TASK DETAILS: Copy each line of the records that contains the word "PARP".

GIVEN RECORDS:
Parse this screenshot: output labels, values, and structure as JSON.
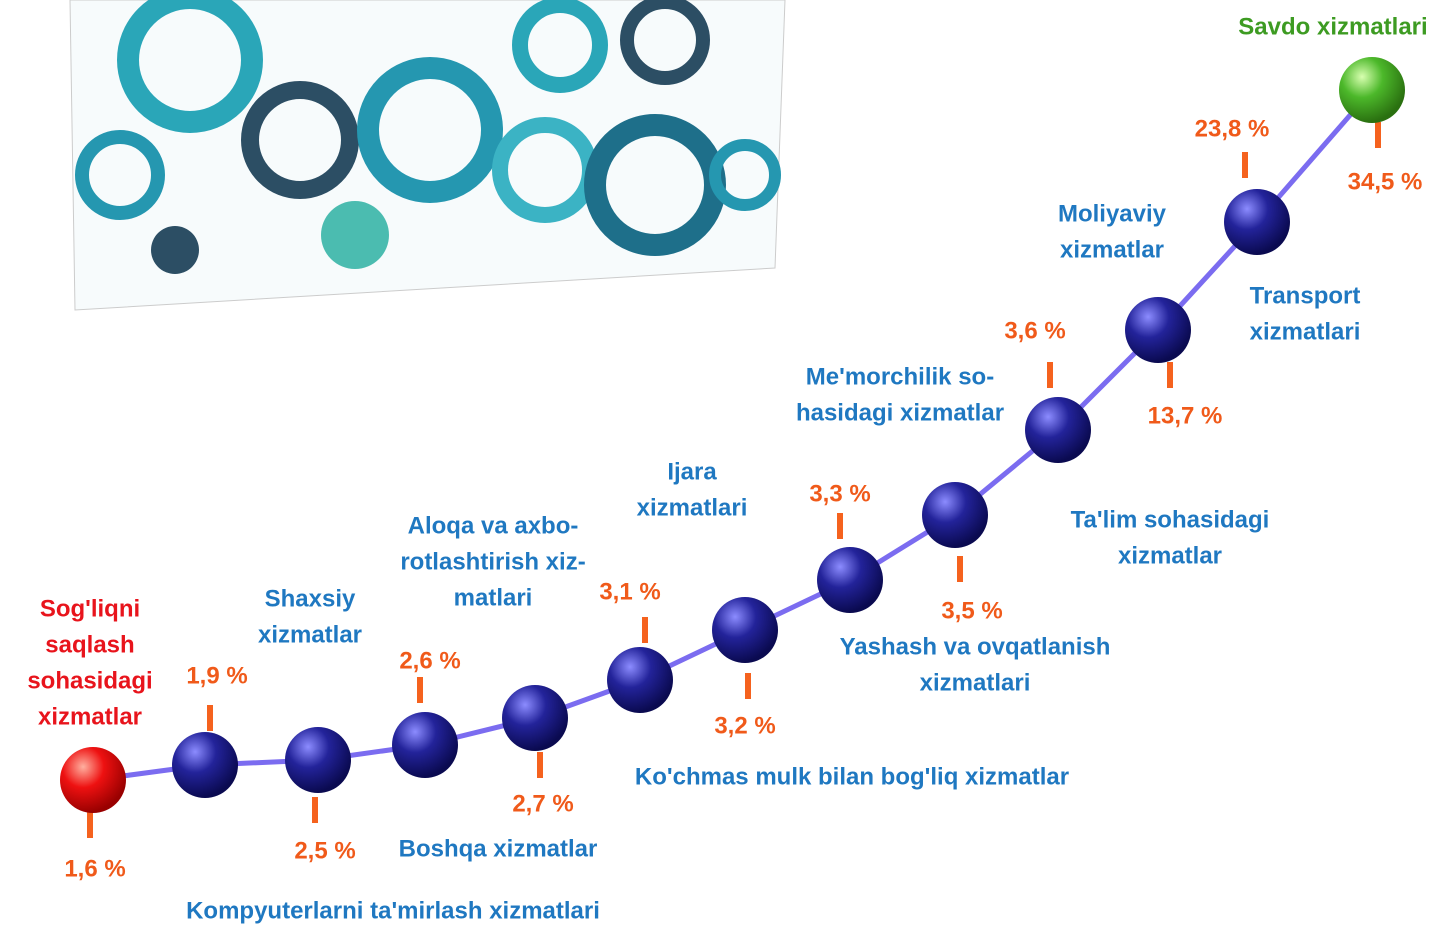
{
  "nodes": [
    {
      "label": [
        "Sog'liqni",
        "saqlash",
        "sohasidagi",
        "xizmatlar"
      ],
      "value": "1,6 %"
    },
    {
      "label": [
        "Kompyuterlarni ta'mirlash xizmatlari"
      ],
      "value": "1,9 %"
    },
    {
      "label": [
        "Shaxsiy",
        "xizmatlar"
      ],
      "value": "2,5 %"
    },
    {
      "label": [
        "Boshqa xizmatlar"
      ],
      "value": "2,6 %"
    },
    {
      "label": [
        "Aloqa va axbo-",
        "rotlashtirish xiz-",
        "matlari"
      ],
      "value": "2,7 %"
    },
    {
      "label": [
        "Ko'chmas mulk bilan bog'liq xizmatlar"
      ],
      "value": "3,1 %"
    },
    {
      "label": [
        "Ijara",
        "xizmatlari"
      ],
      "value": "3,2 %"
    },
    {
      "label": [
        "Yashash va ovqatlanish",
        "xizmatlari"
      ],
      "value": "3,3 %"
    },
    {
      "label": [
        "Ta'lim sohasidagi",
        "xizmatlar"
      ],
      "value": "3,5 %"
    },
    {
      "label": [
        "Me'morchilik so-",
        "hasidagi xizmatlar"
      ],
      "value": "3,6 %"
    },
    {
      "label": [
        "Transport",
        "xizmatlari"
      ],
      "value": "13,7 %"
    },
    {
      "label": [
        "Moliyaviy",
        "xizmatlar"
      ],
      "value": "23,8 %"
    },
    {
      "label": [
        "Savdo xizmatlari"
      ],
      "value": "34,5 %"
    }
  ]
}
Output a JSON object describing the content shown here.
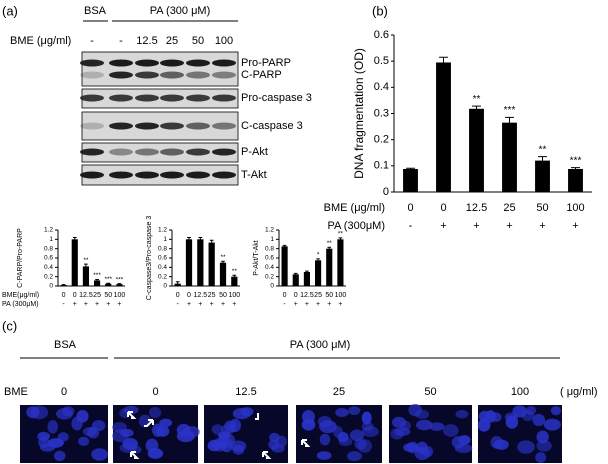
{
  "panel_labels": [
    "(a)",
    "(b)",
    "(c)"
  ],
  "blot": {
    "groups": [
      "BSA",
      "PA (300 μM)"
    ],
    "row_label": "BME (μg/ml)",
    "lanes": [
      "-",
      "-",
      "12.5",
      "25",
      "50",
      "100"
    ],
    "bands": [
      "Pro-PARP",
      "C-PARP",
      "Pro-caspase 3",
      "C-caspase 3",
      "P-Akt",
      "T-Akt"
    ]
  },
  "chart_data": [
    {
      "type": "bar",
      "ylabel": "C-PARP/Pro-PARP",
      "row_labels": [
        "BME(μg/ml)",
        "PA (300μM)"
      ],
      "categories": [
        "0",
        "0",
        "12.5",
        "25",
        "50",
        "100"
      ],
      "pa_categories": [
        "-",
        "+",
        "+",
        "+",
        "+",
        "+"
      ],
      "values": [
        0.02,
        1.0,
        0.42,
        0.12,
        0.05,
        0.04
      ],
      "errors": [
        0.01,
        0.04,
        0.05,
        0.02,
        0.01,
        0.01
      ],
      "annotations": [
        null,
        null,
        "**",
        "***",
        "***",
        "***"
      ],
      "color": "#000000",
      "ylim": [
        0,
        1.2
      ],
      "yticks": [
        0,
        0.2,
        0.4,
        0.6,
        0.8,
        1,
        1.2
      ]
    },
    {
      "type": "bar",
      "ylabel": "C-caspase3/Pro-caspase 3",
      "categories": [
        "0",
        "0",
        "12.5",
        "25",
        "50",
        "100"
      ],
      "pa_categories": [
        "-",
        "+",
        "+",
        "+",
        "+",
        "+"
      ],
      "values": [
        0.05,
        1.0,
        1.0,
        0.93,
        0.5,
        0.2
      ],
      "errors": [
        0.04,
        0.04,
        0.04,
        0.05,
        0.03,
        0.03
      ],
      "annotations": [
        null,
        null,
        null,
        null,
        "**",
        "**"
      ],
      "color": "#000000",
      "ylim": [
        0,
        1.2
      ],
      "yticks": [
        0,
        0.2,
        0.4,
        0.6,
        0.8,
        1,
        1.2
      ]
    },
    {
      "type": "bar",
      "ylabel": "P-Akt/T-Akt",
      "categories": [
        "0",
        "0",
        "12.5",
        "25",
        "50",
        "100"
      ],
      "pa_categories": [
        "-",
        "+",
        "+",
        "+",
        "+",
        "+"
      ],
      "values": [
        0.85,
        0.25,
        0.3,
        0.55,
        0.8,
        1.0
      ],
      "errors": [
        0.02,
        0.02,
        0.02,
        0.03,
        0.03,
        0.03
      ],
      "annotations": [
        null,
        null,
        null,
        "*",
        "**",
        "**"
      ],
      "color": "#000000",
      "ylim": [
        0,
        1.2
      ],
      "yticks": [
        0,
        0.2,
        0.4,
        0.6,
        0.8,
        1,
        1.2
      ]
    },
    {
      "type": "bar",
      "ylabel": "DNA fragmentation (OD)",
      "row_labels": [
        "BME (μg/ml)",
        "PA (300μM)"
      ],
      "categories": [
        "0",
        "0",
        "12.5",
        "25",
        "50",
        "100"
      ],
      "pa_categories": [
        "-",
        "+",
        "+",
        "+",
        "+",
        "+"
      ],
      "values": [
        0.088,
        0.495,
        0.318,
        0.265,
        0.12,
        0.088
      ],
      "errors": [
        0.003,
        0.02,
        0.01,
        0.02,
        0.015,
        0.005
      ],
      "annotations": [
        null,
        null,
        "**",
        "***",
        "**",
        "***"
      ],
      "color": "#000000",
      "ylim": [
        0,
        0.6
      ],
      "yticks": [
        0,
        0.1,
        0.2,
        0.3,
        0.4,
        0.5,
        0.6
      ]
    }
  ],
  "images": {
    "groups": [
      "BSA",
      "PA (300 μM)"
    ],
    "row_label": "BME",
    "labels": [
      "0",
      "0",
      "12.5",
      "25",
      "50",
      "100"
    ],
    "unit": "( μg/ml)"
  }
}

TASK RESPONSE:
      "Pro-PARP",
      "C-PARP",
      "ylabel": "C-PARP/Pro-PARP",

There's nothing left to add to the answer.